● Exercise directions
Which lines in the records below contain the word "读图可知"? Copy each of them.

● Records for the task
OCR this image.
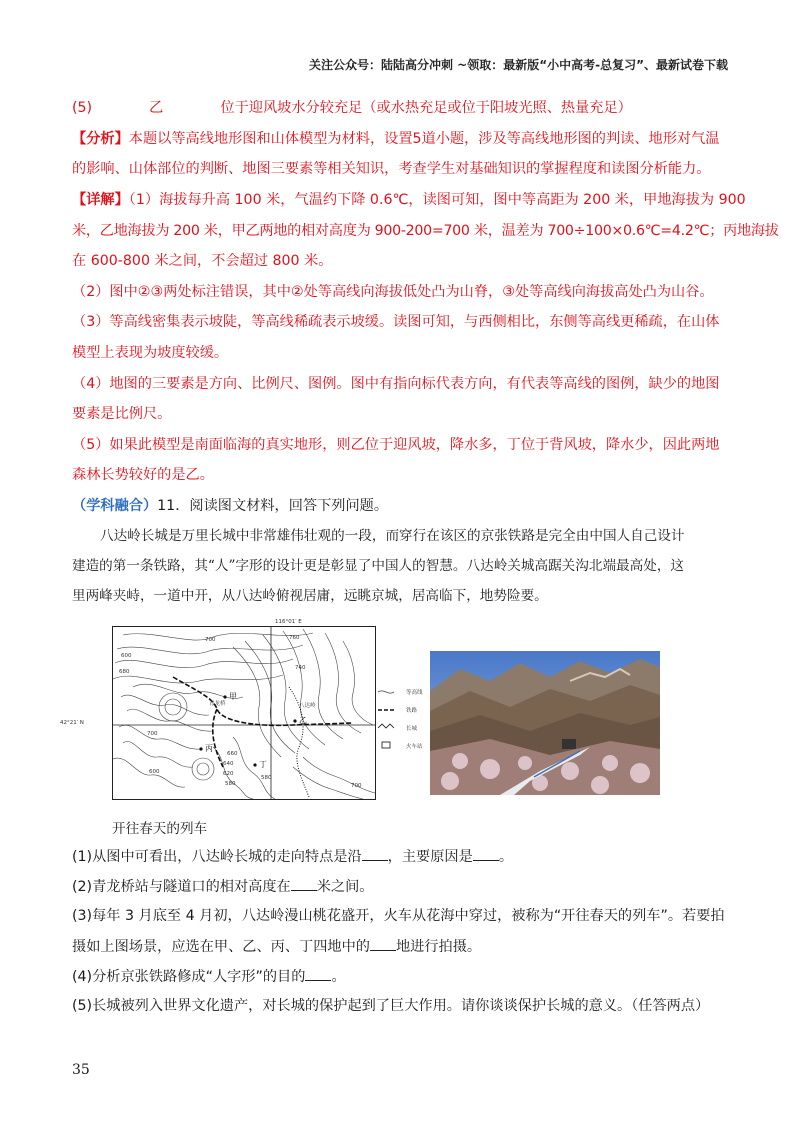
关注公众号：陆陆高分冲刺 ~领取：最新版“小中高考-总复习”、最新试卷下载
(5)	乙	位于迎风坡水分较充足（或水热充足或位于阳坡光照、热量充足）
【分析】本题以等高线地形图和山体模型为材料，设置5道小题，涉及等高线地形图的判读、地形对气温
的影响、山体部位的判断、地图三要素等相关知识，考查学生对基础知识的掌握程度和读图分析能力。
【详解】（1）海拔每升高 100 米，气温约下降 0.6℃，读图可知，图中等高距为 200 米，甲地海拔为 900
米，乙地海拔为 200 米，甲乙两地的相对高度为 900-200=700 米，温差为 700÷100×0.6℃=4.2℃；丙地海拔
在 600-800 米之间，不会超过 800 米。
（2）图中②③两处标注错误，其中②处等高线向海拔低处凸为山脊，③处等高线向海拔高处凸为山谷。
（3）等高线密集表示坡陡，等高线稀疏表示坡缓。读图可知，与西侧相比，东侧等高线更稀疏，在山体
模型上表现为坡度较缓。
（4）地图的三要素是方向、比例尺、图例。图中有指向标代表方向，有代表等高线的图例，缺少的地图
要素是比例尺。
（5）如果此模型是南面临海的真实地形，则乙位于迎风坡，降水多，丁位于背风坡，降水少，因此两地
森林长势较好的是乙。
（学科融合）11．阅读图文材料，回答下列问题。
八达岭长城是万里长城中非常雄伟壮观的一段，而穿行在该区的京张铁路是完全由中国人自己设计
建造的第一条铁路，其“人”字形的设计更是彰显了中国人的智慧。八达岭关城高踞关沟北端最高处，这
里两峰夹峙，一道中开，从八达岭俯视居庸，远眺京城，居高临下，地势险要。
116°01′ E
42°21′ N
600
680
700	760
740
700
660
640
620
580
580
700
600
青龙桥	八达岭
甲
乙
丙
丁
等高线
铁路
长城
火车站
开往春天的列车
(1)从图中可看出，八达岭长城的走向特点是沿 ，主要原因是 。
(2)青龙桥站与隧道口的相对高度在 米之间。
(3)每年 3 月底至 4 月初，八达岭漫山桃花盛开，火车从花海中穿过，被称为“开往春天的列车”。若要拍
摄如上图场景，应选在甲、乙、丙、丁四地中的 地进行拍摄。
(4)分析京张铁路修成“人字形”的目的 。
(5)长城被列入世界文化遗产，对长城的保护起到了巨大作用。请你谈谈保护长城的意义。（任答两点）
35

● Final answer
【详解】（1）海拔每升高 100 米，气温约下降 0.6℃，读图可知，图中等高距为 200 米，甲地海拔为 900
（3）等高线密集表示坡陡，等高线稀疏表示坡缓。读图可知，与西侧相比，东侧等高线更稀疏，在山体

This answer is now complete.